Records
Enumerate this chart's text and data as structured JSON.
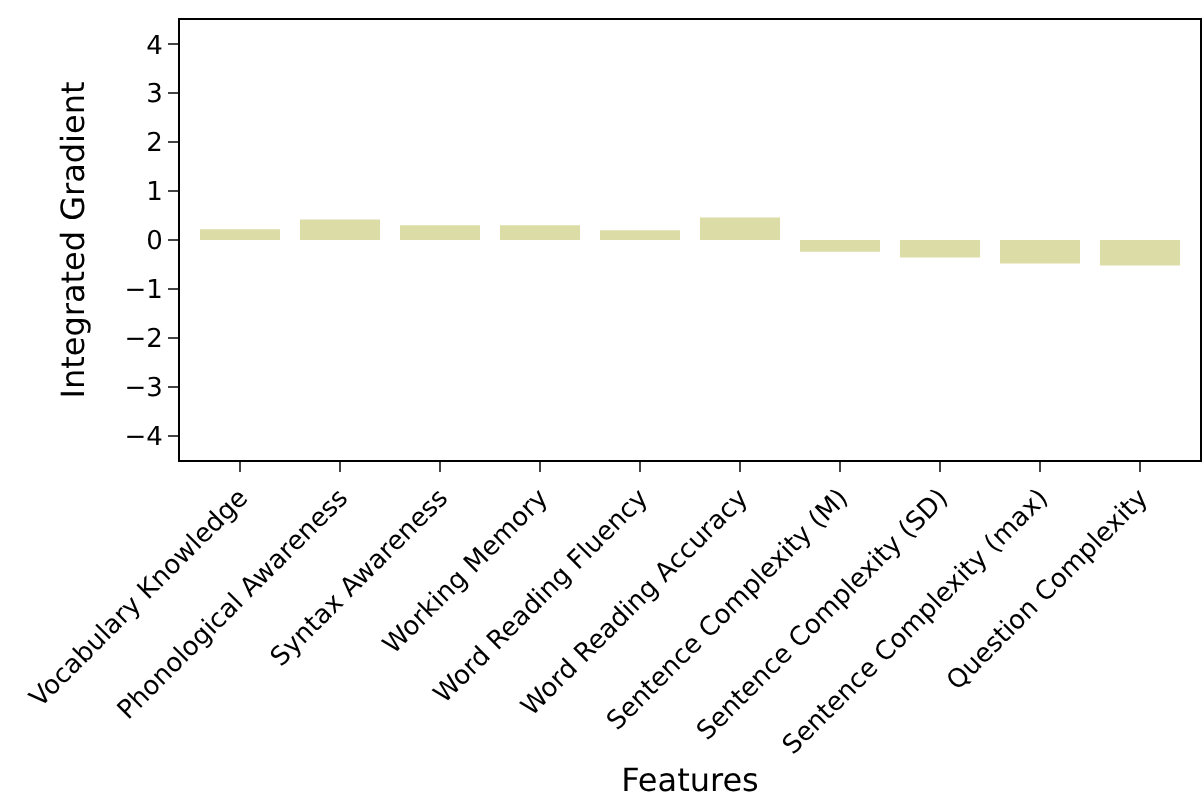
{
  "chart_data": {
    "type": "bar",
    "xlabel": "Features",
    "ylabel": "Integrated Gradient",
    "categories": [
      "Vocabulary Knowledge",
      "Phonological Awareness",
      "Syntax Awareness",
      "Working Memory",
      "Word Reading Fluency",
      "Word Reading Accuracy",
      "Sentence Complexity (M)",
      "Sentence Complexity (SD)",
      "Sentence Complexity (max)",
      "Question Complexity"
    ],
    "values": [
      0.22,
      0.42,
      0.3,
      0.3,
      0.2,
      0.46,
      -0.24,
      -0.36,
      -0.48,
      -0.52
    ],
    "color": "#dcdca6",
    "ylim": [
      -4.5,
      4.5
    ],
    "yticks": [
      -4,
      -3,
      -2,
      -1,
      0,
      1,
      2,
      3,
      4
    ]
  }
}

What the exercise asks >> Transcribe the listing above verbatim. Omit the pictures.

Correct output >>
Enumerate this chart's text and data as structured JSON.
{
  "chart_data": {
    "type": "bar",
    "xlabel": "Features",
    "ylabel": "Integrated Gradient",
    "categories": [
      "Vocabulary Knowledge",
      "Phonological Awareness",
      "Syntax Awareness",
      "Working Memory",
      "Word Reading Fluency",
      "Word Reading Accuracy",
      "Sentence Complexity (M)",
      "Sentence Complexity (SD)",
      "Sentence Complexity (max)",
      "Question Complexity"
    ],
    "values": [
      0.22,
      0.42,
      0.3,
      0.3,
      0.2,
      0.46,
      -0.24,
      -0.36,
      -0.48,
      -0.52
    ],
    "color": "#dcdca6",
    "ylim": [
      -4.5,
      4.5
    ],
    "yticks": [
      -4,
      -3,
      -2,
      -1,
      0,
      1,
      2,
      3,
      4
    ]
  }
}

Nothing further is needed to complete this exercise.